» Exercise material:
-*-*-
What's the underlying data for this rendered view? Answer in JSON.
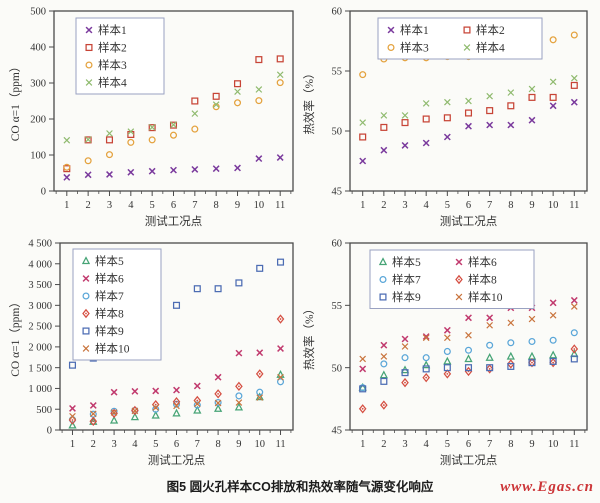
{
  "figure": {
    "caption": "图5 圆火孔样本CO排放和热效率随气源变化响应",
    "watermark": "www.Egas.cn"
  },
  "chart_data": [
    {
      "id": "co-emission-samples-1-4",
      "type": "scatter",
      "title": "",
      "xlabel": "测试工况点",
      "ylabel": "CO α=1（ppm）",
      "x": [
        1,
        2,
        3,
        4,
        5,
        6,
        7,
        8,
        9,
        10,
        11
      ],
      "xlim": [
        0.4,
        11.6
      ],
      "ylim": [
        0,
        500
      ],
      "yticks": [
        0,
        100,
        200,
        300,
        400,
        500
      ],
      "thousands_sep": "",
      "grid": false,
      "legend": {
        "cols": 1,
        "offset": [
          22,
          7
        ],
        "position": "top-left"
      },
      "series": [
        {
          "name": "样本1",
          "marker": "xdot",
          "color": "#7a3a9d",
          "values": [
            38,
            45,
            46,
            52,
            55,
            58,
            60,
            62,
            64,
            90,
            93
          ]
        },
        {
          "name": "样本2",
          "marker": "square-open",
          "color": "#c74436",
          "values": [
            62,
            142,
            142,
            157,
            176,
            183,
            250,
            263,
            298,
            365,
            367
          ]
        },
        {
          "name": "样本3",
          "marker": "circle-open",
          "color": "#e4a23e",
          "values": [
            66,
            84,
            101,
            135,
            142,
            155,
            172,
            234,
            245,
            251,
            301
          ]
        },
        {
          "name": "样本4",
          "marker": "x",
          "color": "#8fba6e",
          "values": [
            141,
            143,
            160,
            165,
            177,
            184,
            215,
            240,
            276,
            282,
            323
          ]
        }
      ]
    },
    {
      "id": "thermal-efficiency-samples-1-4",
      "type": "scatter",
      "title": "",
      "xlabel": "测试工况点",
      "ylabel": "热效率（%）",
      "x": [
        1,
        2,
        3,
        4,
        5,
        6,
        7,
        8,
        9,
        10,
        11
      ],
      "xlim": [
        0.4,
        11.6
      ],
      "ylim": [
        45,
        60
      ],
      "yticks": [
        45,
        50,
        55,
        60
      ],
      "thousands_sep": "",
      "grid": false,
      "legend": {
        "cols": 2,
        "offset": [
          28,
          7
        ],
        "position": "top-left"
      },
      "series": [
        {
          "name": "样本1",
          "marker": "xdot",
          "color": "#7a3a9d",
          "values": [
            47.5,
            48.4,
            48.8,
            49.0,
            49.5,
            50.4,
            50.5,
            50.5,
            50.9,
            52.1,
            52.4
          ]
        },
        {
          "name": "样本2",
          "marker": "square-open",
          "color": "#c74436",
          "values": [
            49.5,
            50.3,
            50.7,
            51.0,
            51.1,
            51.5,
            51.7,
            52.1,
            52.8,
            52.8,
            53.8
          ]
        },
        {
          "name": "样本3",
          "marker": "circle-open",
          "color": "#e4a23e",
          "values": [
            54.7,
            56.0,
            56.1,
            56.1,
            56.2,
            56.2,
            56.7,
            57.1,
            57.4,
            57.6,
            58.0
          ]
        },
        {
          "name": "样本4",
          "marker": "x",
          "color": "#8fba6e",
          "values": [
            50.7,
            51.3,
            51.3,
            52.3,
            52.4,
            52.5,
            52.9,
            53.2,
            53.5,
            54.1,
            54.4
          ]
        }
      ]
    },
    {
      "id": "co-emission-samples-5-10",
      "type": "scatter",
      "title": "",
      "xlabel": "测试工况点",
      "ylabel": "CO α=1（ppm）",
      "x": [
        1,
        2,
        3,
        4,
        5,
        6,
        7,
        8,
        9,
        10,
        11
      ],
      "xlim": [
        0.4,
        11.6
      ],
      "ylim": [
        0,
        4500
      ],
      "yticks": [
        0,
        500,
        1000,
        1500,
        2000,
        2500,
        3000,
        3500,
        4000,
        4500
      ],
      "thousands_sep": " ",
      "grid": false,
      "legend": {
        "cols": 1,
        "offset": [
          13,
          6
        ],
        "position": "top-left"
      },
      "series": [
        {
          "name": "样本5",
          "marker": "triangle-open",
          "color": "#46a476",
          "values": [
            110,
            200,
            230,
            310,
            350,
            400,
            470,
            510,
            545,
            790,
            1330
          ]
        },
        {
          "name": "样本6",
          "marker": "xdot",
          "color": "#c13a6e",
          "values": [
            520,
            590,
            910,
            930,
            940,
            960,
            1060,
            1270,
            1850,
            1860,
            1960
          ]
        },
        {
          "name": "样本7",
          "marker": "circle-open",
          "color": "#5aa6d8",
          "values": [
            250,
            380,
            450,
            470,
            500,
            620,
            600,
            660,
            820,
            910,
            1160
          ]
        },
        {
          "name": "样本8",
          "marker": "diamond-open",
          "color": "#d54f42",
          "values": [
            240,
            210,
            400,
            470,
            610,
            680,
            710,
            870,
            1050,
            1350,
            2670
          ]
        },
        {
          "name": "样本9",
          "marker": "square-open",
          "color": "#4c6cb3",
          "values": [
            1560,
            1730,
            1790,
            2210,
            2940,
            3000,
            3400,
            3400,
            3540,
            3890,
            4040
          ]
        },
        {
          "name": "样本10",
          "marker": "x",
          "color": "#c9743d",
          "values": [
            330,
            390,
            420,
            460,
            540,
            580,
            630,
            650,
            660,
            780,
            1270
          ]
        }
      ]
    },
    {
      "id": "thermal-efficiency-samples-5-10",
      "type": "scatter",
      "title": "",
      "xlabel": "测试工况点",
      "ylabel": "热效率（%）",
      "x": [
        1,
        2,
        3,
        4,
        5,
        6,
        7,
        8,
        9,
        10,
        11
      ],
      "xlim": [
        0.4,
        11.6
      ],
      "ylim": [
        45,
        60
      ],
      "yticks": [
        45,
        50,
        55,
        60
      ],
      "thousands_sep": "",
      "grid": false,
      "legend": {
        "cols": 2,
        "offset": [
          20,
          7
        ],
        "position": "top-left"
      },
      "series": [
        {
          "name": "样本5",
          "marker": "triangle-open",
          "color": "#46a476",
          "values": [
            48.4,
            49.4,
            49.8,
            50.2,
            50.5,
            50.7,
            50.8,
            50.9,
            50.9,
            51.0,
            51.1
          ]
        },
        {
          "name": "样本6",
          "marker": "xdot",
          "color": "#c13a6e",
          "values": [
            49.9,
            51.8,
            52.3,
            52.5,
            53.0,
            54.0,
            54.0,
            54.8,
            54.8,
            55.2,
            55.4
          ]
        },
        {
          "name": "样本7",
          "marker": "circle-open",
          "color": "#5aa6d8",
          "values": [
            48.4,
            50.3,
            50.8,
            50.8,
            51.3,
            51.4,
            51.8,
            52.0,
            52.1,
            52.2,
            52.8
          ]
        },
        {
          "name": "样本8",
          "marker": "diamond-open",
          "color": "#d54f42",
          "values": [
            46.7,
            47.0,
            48.8,
            49.2,
            49.5,
            49.7,
            49.9,
            50.3,
            50.4,
            50.4,
            51.5
          ]
        },
        {
          "name": "样本9",
          "marker": "square-open",
          "color": "#4c6cb3",
          "values": [
            48.3,
            48.9,
            49.6,
            49.9,
            50.0,
            50.0,
            50.0,
            50.1,
            50.4,
            50.5,
            50.7
          ]
        },
        {
          "name": "样本10",
          "marker": "x",
          "color": "#c9743d",
          "values": [
            50.7,
            50.9,
            51.7,
            52.4,
            52.4,
            52.6,
            53.4,
            53.6,
            53.9,
            54.2,
            54.9
          ]
        }
      ]
    }
  ],
  "style": {
    "axis_color": "#4a4a4a",
    "tick_label_color": "#333333",
    "legend_border_color": "#9aa2c2",
    "legend_fill": "#ffffff"
  }
}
-*-*-
» What the task asks:
Write out the listing word for word, omitting the pictures it holds.

» Written response:
What's the underlying data for this rendered view? Answer in JSON.
{
  "figure": {
    "caption": "图5 圆火孔样本CO排放和热效率随气源变化响应",
    "watermark": "www.Egas.cn"
  },
  "chart_data": [
    {
      "id": "co-emission-samples-1-4",
      "type": "scatter",
      "title": "",
      "xlabel": "测试工况点",
      "ylabel": "CO α=1（ppm）",
      "x": [
        1,
        2,
        3,
        4,
        5,
        6,
        7,
        8,
        9,
        10,
        11
      ],
      "xlim": [
        0.4,
        11.6
      ],
      "ylim": [
        0,
        500
      ],
      "yticks": [
        0,
        100,
        200,
        300,
        400,
        500
      ],
      "thousands_sep": "",
      "grid": false,
      "legend": {
        "cols": 1,
        "offset": [
          22,
          7
        ],
        "position": "top-left"
      },
      "series": [
        {
          "name": "样本1",
          "marker": "xdot",
          "color": "#7a3a9d",
          "values": [
            38,
            45,
            46,
            52,
            55,
            58,
            60,
            62,
            64,
            90,
            93
          ]
        },
        {
          "name": "样本2",
          "marker": "square-open",
          "color": "#c74436",
          "values": [
            62,
            142,
            142,
            157,
            176,
            183,
            250,
            263,
            298,
            365,
            367
          ]
        },
        {
          "name": "样本3",
          "marker": "circle-open",
          "color": "#e4a23e",
          "values": [
            66,
            84,
            101,
            135,
            142,
            155,
            172,
            234,
            245,
            251,
            301
          ]
        },
        {
          "name": "样本4",
          "marker": "x",
          "color": "#8fba6e",
          "values": [
            141,
            143,
            160,
            165,
            177,
            184,
            215,
            240,
            276,
            282,
            323
          ]
        }
      ]
    },
    {
      "id": "thermal-efficiency-samples-1-4",
      "type": "scatter",
      "title": "",
      "xlabel": "测试工况点",
      "ylabel": "热效率（%）",
      "x": [
        1,
        2,
        3,
        4,
        5,
        6,
        7,
        8,
        9,
        10,
        11
      ],
      "xlim": [
        0.4,
        11.6
      ],
      "ylim": [
        45,
        60
      ],
      "yticks": [
        45,
        50,
        55,
        60
      ],
      "thousands_sep": "",
      "grid": false,
      "legend": {
        "cols": 2,
        "offset": [
          28,
          7
        ],
        "position": "top-left"
      },
      "series": [
        {
          "name": "样本1",
          "marker": "xdot",
          "color": "#7a3a9d",
          "values": [
            47.5,
            48.4,
            48.8,
            49.0,
            49.5,
            50.4,
            50.5,
            50.5,
            50.9,
            52.1,
            52.4
          ]
        },
        {
          "name": "样本2",
          "marker": "square-open",
          "color": "#c74436",
          "values": [
            49.5,
            50.3,
            50.7,
            51.0,
            51.1,
            51.5,
            51.7,
            52.1,
            52.8,
            52.8,
            53.8
          ]
        },
        {
          "name": "样本3",
          "marker": "circle-open",
          "color": "#e4a23e",
          "values": [
            54.7,
            56.0,
            56.1,
            56.1,
            56.2,
            56.2,
            56.7,
            57.1,
            57.4,
            57.6,
            58.0
          ]
        },
        {
          "name": "样本4",
          "marker": "x",
          "color": "#8fba6e",
          "values": [
            50.7,
            51.3,
            51.3,
            52.3,
            52.4,
            52.5,
            52.9,
            53.2,
            53.5,
            54.1,
            54.4
          ]
        }
      ]
    },
    {
      "id": "co-emission-samples-5-10",
      "type": "scatter",
      "title": "",
      "xlabel": "测试工况点",
      "ylabel": "CO α=1（ppm）",
      "x": [
        1,
        2,
        3,
        4,
        5,
        6,
        7,
        8,
        9,
        10,
        11
      ],
      "xlim": [
        0.4,
        11.6
      ],
      "ylim": [
        0,
        4500
      ],
      "yticks": [
        0,
        500,
        1000,
        1500,
        2000,
        2500,
        3000,
        3500,
        4000,
        4500
      ],
      "thousands_sep": " ",
      "grid": false,
      "legend": {
        "cols": 1,
        "offset": [
          13,
          6
        ],
        "position": "top-left"
      },
      "series": [
        {
          "name": "样本5",
          "marker": "triangle-open",
          "color": "#46a476",
          "values": [
            110,
            200,
            230,
            310,
            350,
            400,
            470,
            510,
            545,
            790,
            1330
          ]
        },
        {
          "name": "样本6",
          "marker": "xdot",
          "color": "#c13a6e",
          "values": [
            520,
            590,
            910,
            930,
            940,
            960,
            1060,
            1270,
            1850,
            1860,
            1960
          ]
        },
        {
          "name": "样本7",
          "marker": "circle-open",
          "color": "#5aa6d8",
          "values": [
            250,
            380,
            450,
            470,
            500,
            620,
            600,
            660,
            820,
            910,
            1160
          ]
        },
        {
          "name": "样本8",
          "marker": "diamond-open",
          "color": "#d54f42",
          "values": [
            240,
            210,
            400,
            470,
            610,
            680,
            710,
            870,
            1050,
            1350,
            2670
          ]
        },
        {
          "name": "样本9",
          "marker": "square-open",
          "color": "#4c6cb3",
          "values": [
            1560,
            1730,
            1790,
            2210,
            2940,
            3000,
            3400,
            3400,
            3540,
            3890,
            4040
          ]
        },
        {
          "name": "样本10",
          "marker": "x",
          "color": "#c9743d",
          "values": [
            330,
            390,
            420,
            460,
            540,
            580,
            630,
            650,
            660,
            780,
            1270
          ]
        }
      ]
    },
    {
      "id": "thermal-efficiency-samples-5-10",
      "type": "scatter",
      "title": "",
      "xlabel": "测试工况点",
      "ylabel": "热效率（%）",
      "x": [
        1,
        2,
        3,
        4,
        5,
        6,
        7,
        8,
        9,
        10,
        11
      ],
      "xlim": [
        0.4,
        11.6
      ],
      "ylim": [
        45,
        60
      ],
      "yticks": [
        45,
        50,
        55,
        60
      ],
      "thousands_sep": "",
      "grid": false,
      "legend": {
        "cols": 2,
        "offset": [
          20,
          7
        ],
        "position": "top-left"
      },
      "series": [
        {
          "name": "样本5",
          "marker": "triangle-open",
          "color": "#46a476",
          "values": [
            48.4,
            49.4,
            49.8,
            50.2,
            50.5,
            50.7,
            50.8,
            50.9,
            50.9,
            51.0,
            51.1
          ]
        },
        {
          "name": "样本6",
          "marker": "xdot",
          "color": "#c13a6e",
          "values": [
            49.9,
            51.8,
            52.3,
            52.5,
            53.0,
            54.0,
            54.0,
            54.8,
            54.8,
            55.2,
            55.4
          ]
        },
        {
          "name": "样本7",
          "marker": "circle-open",
          "color": "#5aa6d8",
          "values": [
            48.4,
            50.3,
            50.8,
            50.8,
            51.3,
            51.4,
            51.8,
            52.0,
            52.1,
            52.2,
            52.8
          ]
        },
        {
          "name": "样本8",
          "marker": "diamond-open",
          "color": "#d54f42",
          "values": [
            46.7,
            47.0,
            48.8,
            49.2,
            49.5,
            49.7,
            49.9,
            50.3,
            50.4,
            50.4,
            51.5
          ]
        },
        {
          "name": "样本9",
          "marker": "square-open",
          "color": "#4c6cb3",
          "values": [
            48.3,
            48.9,
            49.6,
            49.9,
            50.0,
            50.0,
            50.0,
            50.1,
            50.4,
            50.5,
            50.7
          ]
        },
        {
          "name": "样本10",
          "marker": "x",
          "color": "#c9743d",
          "values": [
            50.7,
            50.9,
            51.7,
            52.4,
            52.4,
            52.6,
            53.4,
            53.6,
            53.9,
            54.2,
            54.9
          ]
        }
      ]
    }
  ],
  "style": {
    "axis_color": "#4a4a4a",
    "tick_label_color": "#333333",
    "legend_border_color": "#9aa2c2",
    "legend_fill": "#ffffff"
  }
}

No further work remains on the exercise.